§ EXERCISE:
Leave out the pictures and repeat everything else in the records exactly.

§ EXTRACTED DATA:
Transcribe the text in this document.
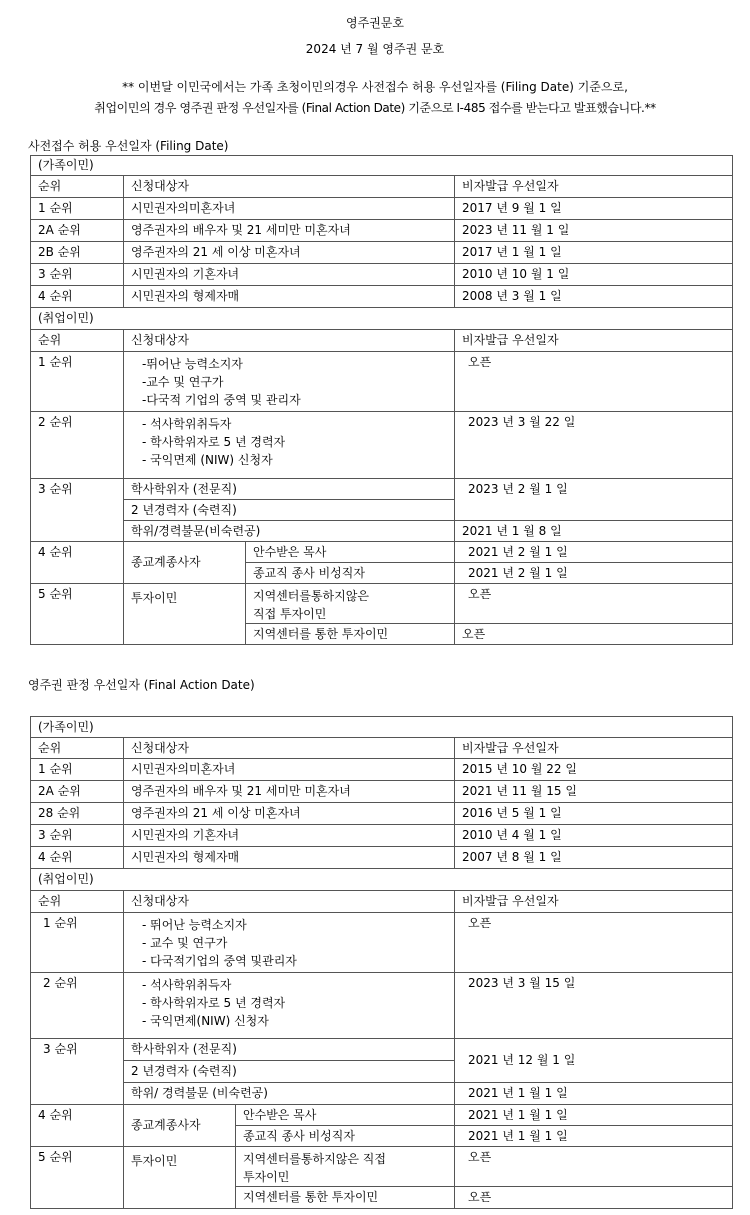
영주권문호
2024 년 7 월 영주권 문호
** 이번달 이민국에서는 가족 초청이민의경우 사전접수 허용 우선일자를 (Filing Date) 기준으로,
취업이민의 경우 영주권 판정 우선일자를 (Final Action Date) 기준으로 I-485 접수를 받는다고 발표했습니다.**
사전접수 허용 우선일자 (Filing Date)
(가족이민)			
순위	신청대상자		비자발급 우선일자
1 순위	시민권자의미혼자녀		2017 년 9 월 1 일
2A 순위	영주권자의 배우자 및 21 세미만 미혼자녀		2023 년 11 월 1 일
2B 순위	영주권자의 21 세 이상 미혼자녀		2017 년 1 월 1 일
3 순위	시민권자의 기혼자녀		2010 년 10 월 1 일
4 순위	시민권자의 형제자매		2008 년 3 월 1 일
(취업이민)			
순위	신청대상자		비자발급 우선일자
1 순위	-뛰어난 능력소지자
-교수 및 연구가
-다국적 기업의 중역 및 관리자		오픈
2 순위	- 석사학위취득자
- 학사학위자로 5 년 경력자
- 국익면제 (NIW) 신청자		2023 년 3 월 22 일
3 순위	학사학위자 (전문직)		2023 년 2 월 1 일
	2 년경력자 (숙련직)		
	학위/경력불문(비숙련공)		2021 년 1 월 8 일
4 순위	종교계종사자	안수받은 목사	2021 년 2 월 1 일
		종교직 종사 비성직자	2021 년 2 월 1 일
5 순위	투자이민	지역센터를통하지않은
직접 투자이민	오픈
		지역센터를 통한 투자이민	오픈
영주권 판정 우선일자 (Final Action Date)
(가족이민)			
순위	신청대상자		비자발급 우선일자
1 순위	시민권자의미혼자녀		2015 년 10 월 22 일
2A 순위	영주권자의 배우자 및 21 세미만 미혼자녀		2021 년 11 월 15 일
28 순위	영주권자의 21 세 이상 미혼자녀		2016 년 5 월 1 일
3 순위	시민권자의 기혼자녀		2010 년 4 월 1 일
4 순위	시민권자의 형제자매		2007 년 8 월 1 일
(취업이민)			
순위	신청대상자		비자발급 우선일자
1 순위	- 뛰어난 능력소지자
- 교수 및 연구가
- 다국적기업의 중역 및관리자		오픈
2 순위	- 석사학위취득자
- 학사학위자로 5 년 경력자
- 국익면제(NIW) 신청자		2023 년 3 월 15 일
3 순위	학사학위자 (전문직)		2021 년 12 월 1 일
	2 년경력자 (숙련직)		
	학위/ 경력불문 (비숙련공)		2021 년 1 월 1 일
4 순위	종교계종사자	안수받은 목사	2021 년 1 월 1 일
		종교직 종사 비성직자	2021 년 1 월 1 일
5 순위	투자이민	지역센터를통하지않은 직접
투자이민	오픈
		지역센터를 통한 투자이민	오픈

§ COMPLETE ANSWER:
Transcribe the text in this document.
영주권문호
2024 년 7 월 영주권 문호
** 이번달 이민국에서는 가족 초청이민의경우 사전접수 허용 우선일자를 (Filing Date) 기준으로,
취업이민의 경우 영주권 판정 우선일자를 (Final Action Date) 기준으로 I-485 접수를 받는다고 발표했습니다.**
사전접수 허용 우선일자 (Filing Date)
(가족이민)			
순위	신청대상자		비자발급 우선일자
1 순위	시민권자의미혼자녀		2017 년 9 월 1 일
2A 순위	영주권자의 배우자 및 21 세미만 미혼자녀		2023 년 11 월 1 일
2B 순위	영주권자의 21 세 이상 미혼자녀		2017 년 1 월 1 일
3 순위	시민권자의 기혼자녀		2010 년 10 월 1 일
4 순위	시민권자의 형제자매		2008 년 3 월 1 일
(취업이민)			
순위	신청대상자		비자발급 우선일자
1 순위	-뛰어난 능력소지자
-교수 및 연구가
-다국적 기업의 중역 및 관리자		오픈
2 순위	- 석사학위취득자
- 학사학위자로 5 년 경력자
- 국익면제 (NIW) 신청자		2023 년 3 월 22 일
3 순위	학사학위자 (전문직)		2023 년 2 월 1 일
	2 년경력자 (숙련직)		
	학위/경력불문(비숙련공)		2021 년 1 월 8 일
4 순위	종교계종사자	안수받은 목사	2021 년 2 월 1 일
		종교직 종사 비성직자	2021 년 2 월 1 일
5 순위	투자이민	지역센터를통하지않은
직접 투자이민	오픈
		지역센터를 통한 투자이민	오픈
영주권 판정 우선일자 (Final Action Date)
(가족이민)			
순위	신청대상자		비자발급 우선일자
1 순위	시민권자의미혼자녀		2015 년 10 월 22 일
2A 순위	영주권자의 배우자 및 21 세미만 미혼자녀		2021 년 11 월 15 일
28 순위	영주권자의 21 세 이상 미혼자녀		2016 년 5 월 1 일
3 순위	시민권자의 기혼자녀		2010 년 4 월 1 일
4 순위	시민권자의 형제자매		2007 년 8 월 1 일
(취업이민)			
순위	신청대상자		비자발급 우선일자
1 순위	- 뛰어난 능력소지자
- 교수 및 연구가
- 다국적기업의 중역 및관리자		오픈
2 순위	- 석사학위취득자
- 학사학위자로 5 년 경력자
- 국익면제(NIW) 신청자		2023 년 3 월 15 일
3 순위	학사학위자 (전문직)		2021 년 12 월 1 일
	2 년경력자 (숙련직)		
	학위/ 경력불문 (비숙련공)		2021 년 1 월 1 일
4 순위	종교계종사자	안수받은 목사	2021 년 1 월 1 일
		종교직 종사 비성직자	2021 년 1 월 1 일
5 순위	투자이민	지역센터를통하지않은 직접
투자이민	오픈
		지역센터를 통한 투자이민	오픈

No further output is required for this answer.